>> BEGIN RECORDS
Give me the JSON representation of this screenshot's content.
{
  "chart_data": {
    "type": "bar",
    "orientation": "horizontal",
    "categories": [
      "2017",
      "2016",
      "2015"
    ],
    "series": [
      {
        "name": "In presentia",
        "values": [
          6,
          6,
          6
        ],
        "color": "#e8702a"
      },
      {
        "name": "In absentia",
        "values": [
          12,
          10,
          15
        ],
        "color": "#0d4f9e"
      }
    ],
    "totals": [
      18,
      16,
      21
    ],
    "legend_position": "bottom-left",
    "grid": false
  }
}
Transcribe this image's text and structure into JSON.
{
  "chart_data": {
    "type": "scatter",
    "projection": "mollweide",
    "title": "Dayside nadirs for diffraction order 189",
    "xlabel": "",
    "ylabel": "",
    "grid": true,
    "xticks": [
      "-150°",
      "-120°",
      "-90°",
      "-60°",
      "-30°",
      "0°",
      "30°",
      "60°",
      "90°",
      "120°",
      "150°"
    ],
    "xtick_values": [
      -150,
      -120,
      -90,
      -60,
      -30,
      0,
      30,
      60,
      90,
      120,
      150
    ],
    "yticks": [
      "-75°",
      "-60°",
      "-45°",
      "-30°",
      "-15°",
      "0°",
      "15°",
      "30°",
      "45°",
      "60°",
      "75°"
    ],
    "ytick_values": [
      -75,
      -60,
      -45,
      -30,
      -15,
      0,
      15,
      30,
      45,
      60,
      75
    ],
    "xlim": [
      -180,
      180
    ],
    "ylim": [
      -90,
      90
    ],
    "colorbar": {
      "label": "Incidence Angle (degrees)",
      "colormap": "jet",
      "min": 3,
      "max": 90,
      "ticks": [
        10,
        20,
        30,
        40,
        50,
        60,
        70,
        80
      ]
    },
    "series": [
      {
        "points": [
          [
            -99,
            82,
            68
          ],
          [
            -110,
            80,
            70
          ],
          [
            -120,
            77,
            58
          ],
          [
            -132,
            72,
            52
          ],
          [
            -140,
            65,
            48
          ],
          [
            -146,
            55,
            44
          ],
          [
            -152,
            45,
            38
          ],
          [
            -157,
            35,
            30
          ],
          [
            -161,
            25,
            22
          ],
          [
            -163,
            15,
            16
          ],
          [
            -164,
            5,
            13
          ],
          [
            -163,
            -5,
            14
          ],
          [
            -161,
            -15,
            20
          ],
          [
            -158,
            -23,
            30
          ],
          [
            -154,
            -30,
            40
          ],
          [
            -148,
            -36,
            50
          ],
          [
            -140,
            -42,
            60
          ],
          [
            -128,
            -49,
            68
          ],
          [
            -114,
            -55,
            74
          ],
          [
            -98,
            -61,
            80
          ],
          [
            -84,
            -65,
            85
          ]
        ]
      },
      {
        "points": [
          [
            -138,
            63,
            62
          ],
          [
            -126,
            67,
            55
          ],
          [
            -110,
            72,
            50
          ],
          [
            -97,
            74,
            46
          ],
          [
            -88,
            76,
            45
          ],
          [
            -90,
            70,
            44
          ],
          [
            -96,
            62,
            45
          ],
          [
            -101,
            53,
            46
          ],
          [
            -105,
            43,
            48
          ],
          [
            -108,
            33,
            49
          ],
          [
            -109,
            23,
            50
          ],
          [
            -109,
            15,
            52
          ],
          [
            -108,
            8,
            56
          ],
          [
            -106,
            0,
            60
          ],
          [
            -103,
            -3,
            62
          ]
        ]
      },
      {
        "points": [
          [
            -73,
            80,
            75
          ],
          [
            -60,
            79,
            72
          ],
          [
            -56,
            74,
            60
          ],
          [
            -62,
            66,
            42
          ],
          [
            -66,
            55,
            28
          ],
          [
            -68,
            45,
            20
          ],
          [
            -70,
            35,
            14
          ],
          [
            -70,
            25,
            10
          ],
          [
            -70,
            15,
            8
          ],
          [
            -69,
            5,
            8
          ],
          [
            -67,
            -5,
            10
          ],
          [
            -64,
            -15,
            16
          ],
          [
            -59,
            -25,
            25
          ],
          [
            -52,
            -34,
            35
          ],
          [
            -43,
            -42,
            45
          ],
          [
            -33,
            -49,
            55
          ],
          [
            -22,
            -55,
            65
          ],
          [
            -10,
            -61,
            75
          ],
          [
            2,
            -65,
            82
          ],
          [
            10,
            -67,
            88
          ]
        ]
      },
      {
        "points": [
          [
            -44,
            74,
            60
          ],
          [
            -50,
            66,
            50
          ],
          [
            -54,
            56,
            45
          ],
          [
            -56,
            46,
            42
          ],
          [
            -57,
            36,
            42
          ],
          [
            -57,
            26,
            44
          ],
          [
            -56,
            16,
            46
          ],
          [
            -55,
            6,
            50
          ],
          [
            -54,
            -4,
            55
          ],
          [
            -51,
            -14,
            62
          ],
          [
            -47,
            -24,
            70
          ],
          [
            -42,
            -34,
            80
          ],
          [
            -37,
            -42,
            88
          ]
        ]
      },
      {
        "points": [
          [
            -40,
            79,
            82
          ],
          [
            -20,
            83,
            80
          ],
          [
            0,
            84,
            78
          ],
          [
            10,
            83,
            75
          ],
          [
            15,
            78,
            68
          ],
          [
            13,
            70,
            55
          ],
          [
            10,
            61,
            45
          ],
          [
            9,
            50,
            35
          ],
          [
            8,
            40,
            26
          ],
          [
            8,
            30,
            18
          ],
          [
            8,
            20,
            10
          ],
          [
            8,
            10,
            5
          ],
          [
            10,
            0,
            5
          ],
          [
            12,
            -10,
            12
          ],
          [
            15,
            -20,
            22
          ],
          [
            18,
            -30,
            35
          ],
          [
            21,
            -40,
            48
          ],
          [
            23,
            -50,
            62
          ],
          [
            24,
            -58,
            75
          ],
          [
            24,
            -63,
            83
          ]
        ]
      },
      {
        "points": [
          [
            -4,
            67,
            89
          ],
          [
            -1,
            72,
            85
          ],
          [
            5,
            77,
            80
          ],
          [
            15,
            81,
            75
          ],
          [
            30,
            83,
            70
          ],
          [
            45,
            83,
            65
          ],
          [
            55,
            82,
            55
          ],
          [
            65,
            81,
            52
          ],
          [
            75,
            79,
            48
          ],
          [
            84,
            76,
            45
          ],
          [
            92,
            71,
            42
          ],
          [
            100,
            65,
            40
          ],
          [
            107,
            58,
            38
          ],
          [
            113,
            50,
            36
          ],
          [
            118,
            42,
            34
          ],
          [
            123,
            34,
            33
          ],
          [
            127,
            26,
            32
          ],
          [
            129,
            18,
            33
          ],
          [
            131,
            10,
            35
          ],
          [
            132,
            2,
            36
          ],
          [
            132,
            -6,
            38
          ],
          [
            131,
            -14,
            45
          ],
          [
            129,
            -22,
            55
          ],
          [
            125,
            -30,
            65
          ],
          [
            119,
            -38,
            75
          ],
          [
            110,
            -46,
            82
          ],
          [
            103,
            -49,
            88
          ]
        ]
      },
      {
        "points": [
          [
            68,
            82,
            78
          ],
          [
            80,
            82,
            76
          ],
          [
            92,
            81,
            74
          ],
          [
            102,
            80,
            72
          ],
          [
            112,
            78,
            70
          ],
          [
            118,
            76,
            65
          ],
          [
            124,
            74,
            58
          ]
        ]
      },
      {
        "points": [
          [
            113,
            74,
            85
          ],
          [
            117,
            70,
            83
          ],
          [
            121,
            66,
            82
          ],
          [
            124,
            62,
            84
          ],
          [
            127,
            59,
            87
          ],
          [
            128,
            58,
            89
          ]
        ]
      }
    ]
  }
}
>> END RECORDS
WHAT IS REQUIRED: Take the entries and copy them out exactly.

EXERCISE ANSWER:
Give me the JSON representation of this screenshot's content.
{
  "chart_data": {
    "type": "bar",
    "orientation": "horizontal",
    "categories": [
      "2017",
      "2016",
      "2015"
    ],
    "series": [
      {
        "name": "In presentia",
        "values": [
          6,
          6,
          6
        ],
        "color": "#e8702a"
      },
      {
        "name": "In absentia",
        "values": [
          12,
          10,
          15
        ],
        "color": "#0d4f9e"
      }
    ],
    "totals": [
      18,
      16,
      21
    ],
    "legend_position": "bottom-left",
    "grid": false
  }
}
Transcribe this image's text and structure into JSON.
{
  "chart_data": {
    "type": "scatter",
    "projection": "mollweide",
    "title": "Dayside nadirs for diffraction order 189",
    "xlabel": "",
    "ylabel": "",
    "grid": true,
    "xticks": [
      "-150°",
      "-120°",
      "-90°",
      "-60°",
      "-30°",
      "0°",
      "30°",
      "60°",
      "90°",
      "120°",
      "150°"
    ],
    "xtick_values": [
      -150,
      -120,
      -90,
      -60,
      -30,
      0,
      30,
      60,
      90,
      120,
      150
    ],
    "yticks": [
      "-75°",
      "-60°",
      "-45°",
      "-30°",
      "-15°",
      "0°",
      "15°",
      "30°",
      "45°",
      "60°",
      "75°"
    ],
    "ytick_values": [
      -75,
      -60,
      -45,
      -30,
      -15,
      0,
      15,
      30,
      45,
      60,
      75
    ],
    "xlim": [
      -180,
      180
    ],
    "ylim": [
      -90,
      90
    ],
    "colorbar": {
      "label": "Incidence Angle (degrees)",
      "colormap": "jet",
      "min": 3,
      "max": 90,
      "ticks": [
        10,
        20,
        30,
        40,
        50,
        60,
        70,
        80
      ]
    },
    "series": [
      {
        "points": [
          [
            -99,
            82,
            68
          ],
          [
            -110,
            80,
            70
          ],
          [
            -120,
            77,
            58
          ],
          [
            -132,
            72,
            52
          ],
          [
            -140,
            65,
            48
          ],
          [
            -146,
            55,
            44
          ],
          [
            -152,
            45,
            38
          ],
          [
            -157,
            35,
            30
          ],
          [
            -161,
            25,
            22
          ],
          [
            -163,
            15,
            16
          ],
          [
            -164,
            5,
            13
          ],
          [
            -163,
            -5,
            14
          ],
          [
            -161,
            -15,
            20
          ],
          [
            -158,
            -23,
            30
          ],
          [
            -154,
            -30,
            40
          ],
          [
            -148,
            -36,
            50
          ],
          [
            -140,
            -42,
            60
          ],
          [
            -128,
            -49,
            68
          ],
          [
            -114,
            -55,
            74
          ],
          [
            -98,
            -61,
            80
          ],
          [
            -84,
            -65,
            85
          ]
        ]
      },
      {
        "points": [
          [
            -138,
            63,
            62
          ],
          [
            -126,
            67,
            55
          ],
          [
            -110,
            72,
            50
          ],
          [
            -97,
            74,
            46
          ],
          [
            -88,
            76,
            45
          ],
          [
            -90,
            70,
            44
          ],
          [
            -96,
            62,
            45
          ],
          [
            -101,
            53,
            46
          ],
          [
            -105,
            43,
            48
          ],
          [
            -108,
            33,
            49
          ],
          [
            -109,
            23,
            50
          ],
          [
            -109,
            15,
            52
          ],
          [
            -108,
            8,
            56
          ],
          [
            -106,
            0,
            60
          ],
          [
            -103,
            -3,
            62
          ]
        ]
      },
      {
        "points": [
          [
            -73,
            80,
            75
          ],
          [
            -60,
            79,
            72
          ],
          [
            -56,
            74,
            60
          ],
          [
            -62,
            66,
            42
          ],
          [
            -66,
            55,
            28
          ],
          [
            -68,
            45,
            20
          ],
          [
            -70,
            35,
            14
          ],
          [
            -70,
            25,
            10
          ],
          [
            -70,
            15,
            8
          ],
          [
            -69,
            5,
            8
          ],
          [
            -67,
            -5,
            10
          ],
          [
            -64,
            -15,
            16
          ],
          [
            -59,
            -25,
            25
          ],
          [
            -52,
            -34,
            35
          ],
          [
            -43,
            -42,
            45
          ],
          [
            -33,
            -49,
            55
          ],
          [
            -22,
            -55,
            65
          ],
          [
            -10,
            -61,
            75
          ],
          [
            2,
            -65,
            82
          ],
          [
            10,
            -67,
            88
          ]
        ]
      },
      {
        "points": [
          [
            -44,
            74,
            60
          ],
          [
            -50,
            66,
            50
          ],
          [
            -54,
            56,
            45
          ],
          [
            -56,
            46,
            42
          ],
          [
            -57,
            36,
            42
          ],
          [
            -57,
            26,
            44
          ],
          [
            -56,
            16,
            46
          ],
          [
            -55,
            6,
            50
          ],
          [
            -54,
            -4,
            55
          ],
          [
            -51,
            -14,
            62
          ],
          [
            -47,
            -24,
            70
          ],
          [
            -42,
            -34,
            80
          ],
          [
            -37,
            -42,
            88
          ]
        ]
      },
      {
        "points": [
          [
            -40,
            79,
            82
          ],
          [
            -20,
            83,
            80
          ],
          [
            0,
            84,
            78
          ],
          [
            10,
            83,
            75
          ],
          [
            15,
            78,
            68
          ],
          [
            13,
            70,
            55
          ],
          [
            10,
            61,
            45
          ],
          [
            9,
            50,
            35
          ],
          [
            8,
            40,
            26
          ],
          [
            8,
            30,
            18
          ],
          [
            8,
            20,
            10
          ],
          [
            8,
            10,
            5
          ],
          [
            10,
            0,
            5
          ],
          [
            12,
            -10,
            12
          ],
          [
            15,
            -20,
            22
          ],
          [
            18,
            -30,
            35
          ],
          [
            21,
            -40,
            48
          ],
          [
            23,
            -50,
            62
          ],
          [
            24,
            -58,
            75
          ],
          [
            24,
            -63,
            83
          ]
        ]
      },
      {
        "points": [
          [
            -4,
            67,
            89
          ],
          [
            -1,
            72,
            85
          ],
          [
            5,
            77,
            80
          ],
          [
            15,
            81,
            75
          ],
          [
            30,
            83,
            70
          ],
          [
            45,
            83,
            65
          ],
          [
            55,
            82,
            55
          ],
          [
            65,
            81,
            52
          ],
          [
            75,
            79,
            48
          ],
          [
            84,
            76,
            45
          ],
          [
            92,
            71,
            42
          ],
          [
            100,
            65,
            40
          ],
          [
            107,
            58,
            38
          ],
          [
            113,
            50,
            36
          ],
          [
            118,
            42,
            34
          ],
          [
            123,
            34,
            33
          ],
          [
            127,
            26,
            32
          ],
          [
            129,
            18,
            33
          ],
          [
            131,
            10,
            35
          ],
          [
            132,
            2,
            36
          ],
          [
            132,
            -6,
            38
          ],
          [
            131,
            -14,
            45
          ],
          [
            129,
            -22,
            55
          ],
          [
            125,
            -30,
            65
          ],
          [
            119,
            -38,
            75
          ],
          [
            110,
            -46,
            82
          ],
          [
            103,
            -49,
            88
          ]
        ]
      },
      {
        "points": [
          [
            68,
            82,
            78
          ],
          [
            80,
            82,
            76
          ],
          [
            92,
            81,
            74
          ],
          [
            102,
            80,
            72
          ],
          [
            112,
            78,
            70
          ],
          [
            118,
            76,
            65
          ],
          [
            124,
            74,
            58
          ]
        ]
      },
      {
        "points": [
          [
            113,
            74,
            85
          ],
          [
            117,
            70,
            83
          ],
          [
            121,
            66,
            82
          ],
          [
            124,
            62,
            84
          ],
          [
            127,
            59,
            87
          ],
          [
            128,
            58,
            89
          ]
        ]
      }
    ]
  }
}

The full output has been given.